→ Directive:
Answer with a single number: the count of lines that hold "clusters".

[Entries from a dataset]
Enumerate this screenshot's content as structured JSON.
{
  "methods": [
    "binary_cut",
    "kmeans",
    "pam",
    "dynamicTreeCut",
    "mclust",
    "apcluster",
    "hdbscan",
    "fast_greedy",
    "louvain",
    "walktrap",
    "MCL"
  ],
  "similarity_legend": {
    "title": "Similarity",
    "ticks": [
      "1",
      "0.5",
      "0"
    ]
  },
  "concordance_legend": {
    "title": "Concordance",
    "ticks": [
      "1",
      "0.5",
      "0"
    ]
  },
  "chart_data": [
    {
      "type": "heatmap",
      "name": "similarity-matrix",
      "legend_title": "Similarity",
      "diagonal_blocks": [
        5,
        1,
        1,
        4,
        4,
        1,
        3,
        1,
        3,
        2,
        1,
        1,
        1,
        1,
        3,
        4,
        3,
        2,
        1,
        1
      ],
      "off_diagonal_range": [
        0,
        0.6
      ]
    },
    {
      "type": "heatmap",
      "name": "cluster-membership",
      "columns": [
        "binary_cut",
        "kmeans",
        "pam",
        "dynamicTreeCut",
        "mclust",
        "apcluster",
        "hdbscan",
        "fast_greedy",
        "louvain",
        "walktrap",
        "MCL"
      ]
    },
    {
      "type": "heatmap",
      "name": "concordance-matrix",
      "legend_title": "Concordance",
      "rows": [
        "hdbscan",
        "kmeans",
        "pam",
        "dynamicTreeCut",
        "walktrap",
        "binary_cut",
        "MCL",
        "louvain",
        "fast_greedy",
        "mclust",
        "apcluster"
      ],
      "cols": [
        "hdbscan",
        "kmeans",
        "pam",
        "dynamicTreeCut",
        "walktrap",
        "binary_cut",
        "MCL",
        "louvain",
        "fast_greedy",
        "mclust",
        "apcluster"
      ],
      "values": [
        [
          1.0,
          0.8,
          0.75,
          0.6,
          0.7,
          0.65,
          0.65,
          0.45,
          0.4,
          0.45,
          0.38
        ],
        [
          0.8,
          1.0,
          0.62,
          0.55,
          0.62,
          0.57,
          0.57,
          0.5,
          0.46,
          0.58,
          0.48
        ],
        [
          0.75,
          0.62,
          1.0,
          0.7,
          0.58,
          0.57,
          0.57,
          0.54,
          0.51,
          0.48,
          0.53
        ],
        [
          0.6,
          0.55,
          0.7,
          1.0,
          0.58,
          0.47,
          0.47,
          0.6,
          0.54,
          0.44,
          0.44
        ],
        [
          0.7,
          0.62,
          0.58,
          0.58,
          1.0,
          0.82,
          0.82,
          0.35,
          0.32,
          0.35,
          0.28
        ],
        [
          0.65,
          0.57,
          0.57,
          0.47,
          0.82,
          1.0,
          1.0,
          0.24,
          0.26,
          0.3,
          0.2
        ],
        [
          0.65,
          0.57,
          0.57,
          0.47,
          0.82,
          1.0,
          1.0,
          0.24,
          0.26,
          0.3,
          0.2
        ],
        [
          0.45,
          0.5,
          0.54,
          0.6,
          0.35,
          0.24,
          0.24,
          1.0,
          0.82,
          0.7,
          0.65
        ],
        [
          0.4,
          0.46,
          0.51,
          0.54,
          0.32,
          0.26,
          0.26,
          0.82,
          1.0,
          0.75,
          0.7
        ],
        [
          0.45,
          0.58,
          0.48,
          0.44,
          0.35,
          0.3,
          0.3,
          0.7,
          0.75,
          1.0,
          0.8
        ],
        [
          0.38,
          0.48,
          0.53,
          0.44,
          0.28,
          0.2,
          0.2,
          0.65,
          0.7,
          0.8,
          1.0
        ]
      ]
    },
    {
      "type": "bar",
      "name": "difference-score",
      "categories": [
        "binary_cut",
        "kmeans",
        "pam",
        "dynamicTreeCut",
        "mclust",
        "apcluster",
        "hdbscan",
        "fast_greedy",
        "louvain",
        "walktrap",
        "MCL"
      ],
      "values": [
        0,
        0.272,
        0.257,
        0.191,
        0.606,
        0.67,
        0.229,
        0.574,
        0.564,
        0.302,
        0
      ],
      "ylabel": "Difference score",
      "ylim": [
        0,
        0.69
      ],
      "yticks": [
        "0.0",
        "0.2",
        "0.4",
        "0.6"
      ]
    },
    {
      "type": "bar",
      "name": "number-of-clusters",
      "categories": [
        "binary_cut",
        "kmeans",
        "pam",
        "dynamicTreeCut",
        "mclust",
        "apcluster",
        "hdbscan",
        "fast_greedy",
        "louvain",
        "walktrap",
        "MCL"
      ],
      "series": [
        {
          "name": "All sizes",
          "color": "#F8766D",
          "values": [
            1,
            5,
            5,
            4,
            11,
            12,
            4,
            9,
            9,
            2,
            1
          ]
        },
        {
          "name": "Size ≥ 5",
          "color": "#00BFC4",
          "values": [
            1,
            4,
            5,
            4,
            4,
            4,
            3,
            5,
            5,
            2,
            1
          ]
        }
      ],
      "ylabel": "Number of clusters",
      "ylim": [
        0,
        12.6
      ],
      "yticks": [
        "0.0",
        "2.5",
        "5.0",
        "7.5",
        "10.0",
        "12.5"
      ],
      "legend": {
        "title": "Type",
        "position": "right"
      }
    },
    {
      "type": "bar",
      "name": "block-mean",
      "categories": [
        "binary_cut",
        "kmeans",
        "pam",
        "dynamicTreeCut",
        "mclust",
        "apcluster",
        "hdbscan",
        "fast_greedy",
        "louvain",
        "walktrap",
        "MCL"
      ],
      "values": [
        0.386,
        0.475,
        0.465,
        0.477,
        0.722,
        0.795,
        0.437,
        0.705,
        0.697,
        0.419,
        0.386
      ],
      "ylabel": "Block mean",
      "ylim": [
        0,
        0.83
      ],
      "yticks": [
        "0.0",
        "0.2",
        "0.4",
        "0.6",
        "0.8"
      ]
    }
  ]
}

→ Correct answer:
2